Dataset rows about figures -
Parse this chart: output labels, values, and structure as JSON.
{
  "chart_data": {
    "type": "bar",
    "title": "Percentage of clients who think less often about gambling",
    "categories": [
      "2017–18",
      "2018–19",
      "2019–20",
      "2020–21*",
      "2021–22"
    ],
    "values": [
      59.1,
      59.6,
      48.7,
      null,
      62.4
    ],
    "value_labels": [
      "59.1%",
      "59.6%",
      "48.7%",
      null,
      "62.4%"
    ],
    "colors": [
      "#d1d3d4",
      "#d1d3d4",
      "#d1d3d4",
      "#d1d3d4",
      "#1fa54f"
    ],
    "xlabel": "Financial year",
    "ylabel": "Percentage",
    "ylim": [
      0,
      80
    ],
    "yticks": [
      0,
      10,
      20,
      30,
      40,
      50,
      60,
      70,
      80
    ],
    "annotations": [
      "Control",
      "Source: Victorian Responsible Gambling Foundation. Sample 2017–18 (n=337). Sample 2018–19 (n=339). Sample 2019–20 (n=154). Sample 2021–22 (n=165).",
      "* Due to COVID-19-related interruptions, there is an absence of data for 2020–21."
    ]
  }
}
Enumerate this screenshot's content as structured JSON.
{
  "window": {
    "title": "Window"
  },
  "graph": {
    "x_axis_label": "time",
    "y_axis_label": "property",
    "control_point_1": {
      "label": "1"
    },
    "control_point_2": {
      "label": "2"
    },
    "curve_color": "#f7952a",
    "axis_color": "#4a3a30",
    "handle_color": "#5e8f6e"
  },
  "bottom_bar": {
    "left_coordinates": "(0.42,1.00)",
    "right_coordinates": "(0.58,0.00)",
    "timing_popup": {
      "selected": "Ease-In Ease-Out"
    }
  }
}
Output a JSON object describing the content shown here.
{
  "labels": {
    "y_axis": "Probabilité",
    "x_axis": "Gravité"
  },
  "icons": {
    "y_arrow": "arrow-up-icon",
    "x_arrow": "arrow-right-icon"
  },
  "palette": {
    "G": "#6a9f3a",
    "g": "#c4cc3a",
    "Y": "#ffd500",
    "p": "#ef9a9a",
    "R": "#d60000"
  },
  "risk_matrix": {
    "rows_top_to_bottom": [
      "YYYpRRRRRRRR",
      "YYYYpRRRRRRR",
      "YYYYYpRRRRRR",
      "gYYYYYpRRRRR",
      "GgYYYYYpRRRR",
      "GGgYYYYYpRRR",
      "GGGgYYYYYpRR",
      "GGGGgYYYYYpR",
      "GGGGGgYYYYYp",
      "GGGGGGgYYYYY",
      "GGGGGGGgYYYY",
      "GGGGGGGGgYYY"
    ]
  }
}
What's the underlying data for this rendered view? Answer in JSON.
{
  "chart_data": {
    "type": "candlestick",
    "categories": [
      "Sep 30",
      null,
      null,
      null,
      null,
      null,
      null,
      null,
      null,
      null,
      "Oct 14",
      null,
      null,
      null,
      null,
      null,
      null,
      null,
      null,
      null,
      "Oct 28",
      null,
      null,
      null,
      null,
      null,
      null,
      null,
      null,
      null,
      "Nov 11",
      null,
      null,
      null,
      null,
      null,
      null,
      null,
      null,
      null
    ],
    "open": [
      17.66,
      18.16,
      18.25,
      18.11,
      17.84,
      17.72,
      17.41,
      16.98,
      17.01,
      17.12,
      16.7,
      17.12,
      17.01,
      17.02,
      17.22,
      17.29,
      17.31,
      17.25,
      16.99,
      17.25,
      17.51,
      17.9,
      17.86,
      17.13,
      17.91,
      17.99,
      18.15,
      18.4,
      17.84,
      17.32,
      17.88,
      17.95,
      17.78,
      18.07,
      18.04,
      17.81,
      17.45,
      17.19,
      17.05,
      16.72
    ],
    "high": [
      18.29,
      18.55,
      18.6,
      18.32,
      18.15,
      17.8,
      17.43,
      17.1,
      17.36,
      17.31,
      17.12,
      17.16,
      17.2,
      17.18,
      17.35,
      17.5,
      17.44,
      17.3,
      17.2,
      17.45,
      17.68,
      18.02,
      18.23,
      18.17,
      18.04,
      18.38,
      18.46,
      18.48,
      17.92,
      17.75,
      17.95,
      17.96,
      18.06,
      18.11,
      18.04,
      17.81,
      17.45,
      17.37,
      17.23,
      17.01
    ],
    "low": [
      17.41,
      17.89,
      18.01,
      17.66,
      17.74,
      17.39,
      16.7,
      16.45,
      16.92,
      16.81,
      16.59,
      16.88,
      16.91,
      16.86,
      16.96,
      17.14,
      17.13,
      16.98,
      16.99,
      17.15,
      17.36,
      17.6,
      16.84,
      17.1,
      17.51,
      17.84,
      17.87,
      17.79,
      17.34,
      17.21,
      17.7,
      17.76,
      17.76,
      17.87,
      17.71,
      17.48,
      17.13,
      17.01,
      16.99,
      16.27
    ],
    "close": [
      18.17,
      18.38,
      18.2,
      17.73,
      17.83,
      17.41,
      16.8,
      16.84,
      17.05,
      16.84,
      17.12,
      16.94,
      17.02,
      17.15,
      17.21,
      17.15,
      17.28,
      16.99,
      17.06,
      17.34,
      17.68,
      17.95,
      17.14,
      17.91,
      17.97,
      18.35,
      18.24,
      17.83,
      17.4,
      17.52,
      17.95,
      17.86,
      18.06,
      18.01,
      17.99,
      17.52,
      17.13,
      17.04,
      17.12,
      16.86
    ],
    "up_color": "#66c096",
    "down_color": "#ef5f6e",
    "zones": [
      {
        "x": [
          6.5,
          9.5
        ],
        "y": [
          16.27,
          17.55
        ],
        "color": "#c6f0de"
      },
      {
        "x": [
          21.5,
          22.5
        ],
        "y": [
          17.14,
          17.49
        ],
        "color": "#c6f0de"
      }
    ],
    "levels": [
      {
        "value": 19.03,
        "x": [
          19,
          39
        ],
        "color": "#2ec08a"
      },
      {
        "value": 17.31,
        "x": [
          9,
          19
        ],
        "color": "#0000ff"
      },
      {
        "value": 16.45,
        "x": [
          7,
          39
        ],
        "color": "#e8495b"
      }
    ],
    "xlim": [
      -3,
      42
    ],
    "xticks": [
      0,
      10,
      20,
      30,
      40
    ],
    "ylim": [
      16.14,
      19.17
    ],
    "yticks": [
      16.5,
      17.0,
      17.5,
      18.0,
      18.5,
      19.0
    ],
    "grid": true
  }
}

WHAT TO PRODUCE -
Give back all the records exactly as they stand.

EXERCISE RESULT -
Parse this chart: output labels, values, and structure as JSON.
{
  "chart_data": {
    "type": "bar",
    "title": "Percentage of clients who think less often about gambling",
    "categories": [
      "2017–18",
      "2018–19",
      "2019–20",
      "2020–21*",
      "2021–22"
    ],
    "values": [
      59.1,
      59.6,
      48.7,
      null,
      62.4
    ],
    "value_labels": [
      "59.1%",
      "59.6%",
      "48.7%",
      null,
      "62.4%"
    ],
    "colors": [
      "#d1d3d4",
      "#d1d3d4",
      "#d1d3d4",
      "#d1d3d4",
      "#1fa54f"
    ],
    "xlabel": "Financial year",
    "ylabel": "Percentage",
    "ylim": [
      0,
      80
    ],
    "yticks": [
      0,
      10,
      20,
      30,
      40,
      50,
      60,
      70,
      80
    ],
    "annotations": [
      "Control",
      "Source: Victorian Responsible Gambling Foundation. Sample 2017–18 (n=337). Sample 2018–19 (n=339). Sample 2019–20 (n=154). Sample 2021–22 (n=165).",
      "* Due to COVID-19-related interruptions, there is an absence of data for 2020–21."
    ]
  }
}
Enumerate this screenshot's content as structured JSON.
{
  "window": {
    "title": "Window"
  },
  "graph": {
    "x_axis_label": "time",
    "y_axis_label": "property",
    "control_point_1": {
      "label": "1"
    },
    "control_point_2": {
      "label": "2"
    },
    "curve_color": "#f7952a",
    "axis_color": "#4a3a30",
    "handle_color": "#5e8f6e"
  },
  "bottom_bar": {
    "left_coordinates": "(0.42,1.00)",
    "right_coordinates": "(0.58,0.00)",
    "timing_popup": {
      "selected": "Ease-In Ease-Out"
    }
  }
}
Output a JSON object describing the content shown here.
{
  "labels": {
    "y_axis": "Probabilité",
    "x_axis": "Gravité"
  },
  "icons": {
    "y_arrow": "arrow-up-icon",
    "x_arrow": "arrow-right-icon"
  },
  "palette": {
    "G": "#6a9f3a",
    "g": "#c4cc3a",
    "Y": "#ffd500",
    "p": "#ef9a9a",
    "R": "#d60000"
  },
  "risk_matrix": {
    "rows_top_to_bottom": [
      "YYYpRRRRRRRR",
      "YYYYpRRRRRRR",
      "YYYYYpRRRRRR",
      "gYYYYYpRRRRR",
      "GgYYYYYpRRRR",
      "GGgYYYYYpRRR",
      "GGGgYYYYYpRR",
      "GGGGgYYYYYpR",
      "GGGGGgYYYYYp",
      "GGGGGGgYYYYY",
      "GGGGGGGgYYYY",
      "GGGGGGGGgYYY"
    ]
  }
}
What's the underlying data for this rendered view? Answer in JSON.
{
  "chart_data": {
    "type": "candlestick",
    "categories": [
      "Sep 30",
      null,
      null,
      null,
      null,
      null,
      null,
      null,
      null,
      null,
      "Oct 14",
      null,
      null,
      null,
      null,
      null,
      null,
      null,
      null,
      null,
      "Oct 28",
      null,
      null,
      null,
      null,
      null,
      null,
      null,
      null,
      null,
      "Nov 11",
      null,
      null,
      null,
      null,
      null,
      null,
      null,
      null,
      null
    ],
    "open": [
      17.66,
      18.16,
      18.25,
      18.11,
      17.84,
      17.72,
      17.41,
      16.98,
      17.01,
      17.12,
      16.7,
      17.12,
      17.01,
      17.02,
      17.22,
      17.29,
      17.31,
      17.25,
      16.99,
      17.25,
      17.51,
      17.9,
      17.86,
      17.13,
      17.91,
      17.99,
      18.15,
      18.4,
      17.84,
      17.32,
      17.88,
      17.95,
      17.78,
      18.07,
      18.04,
      17.81,
      17.45,
      17.19,
      17.05,
      16.72
    ],
    "high": [
      18.29,
      18.55,
      18.6,
      18.32,
      18.15,
      17.8,
      17.43,
      17.1,
      17.36,
      17.31,
      17.12,
      17.16,
      17.2,
      17.18,
      17.35,
      17.5,
      17.44,
      17.3,
      17.2,
      17.45,
      17.68,
      18.02,
      18.23,
      18.17,
      18.04,
      18.38,
      18.46,
      18.48,
      17.92,
      17.75,
      17.95,
      17.96,
      18.06,
      18.11,
      18.04,
      17.81,
      17.45,
      17.37,
      17.23,
      17.01
    ],
    "low": [
      17.41,
      17.89,
      18.01,
      17.66,
      17.74,
      17.39,
      16.7,
      16.45,
      16.92,
      16.81,
      16.59,
      16.88,
      16.91,
      16.86,
      16.96,
      17.14,
      17.13,
      16.98,
      16.99,
      17.15,
      17.36,
      17.6,
      16.84,
      17.1,
      17.51,
      17.84,
      17.87,
      17.79,
      17.34,
      17.21,
      17.7,
      17.76,
      17.76,
      17.87,
      17.71,
      17.48,
      17.13,
      17.01,
      16.99,
      16.27
    ],
    "close": [
      18.17,
      18.38,
      18.2,
      17.73,
      17.83,
      17.41,
      16.8,
      16.84,
      17.05,
      16.84,
      17.12,
      16.94,
      17.02,
      17.15,
      17.21,
      17.15,
      17.28,
      16.99,
      17.06,
      17.34,
      17.68,
      17.95,
      17.14,
      17.91,
      17.97,
      18.35,
      18.24,
      17.83,
      17.4,
      17.52,
      17.95,
      17.86,
      18.06,
      18.01,
      17.99,
      17.52,
      17.13,
      17.04,
      17.12,
      16.86
    ],
    "up_color": "#66c096",
    "down_color": "#ef5f6e",
    "zones": [
      {
        "x": [
          6.5,
          9.5
        ],
        "y": [
          16.27,
          17.55
        ],
        "color": "#c6f0de"
      },
      {
        "x": [
          21.5,
          22.5
        ],
        "y": [
          17.14,
          17.49
        ],
        "color": "#c6f0de"
      }
    ],
    "levels": [
      {
        "value": 19.03,
        "x": [
          19,
          39
        ],
        "color": "#2ec08a"
      },
      {
        "value": 17.31,
        "x": [
          9,
          19
        ],
        "color": "#0000ff"
      },
      {
        "value": 16.45,
        "x": [
          7,
          39
        ],
        "color": "#e8495b"
      }
    ],
    "xlim": [
      -3,
      42
    ],
    "xticks": [
      0,
      10,
      20,
      30,
      40
    ],
    "ylim": [
      16.14,
      19.17
    ],
    "yticks": [
      16.5,
      17.0,
      17.5,
      18.0,
      18.5,
      19.0
    ],
    "grid": true
  }
}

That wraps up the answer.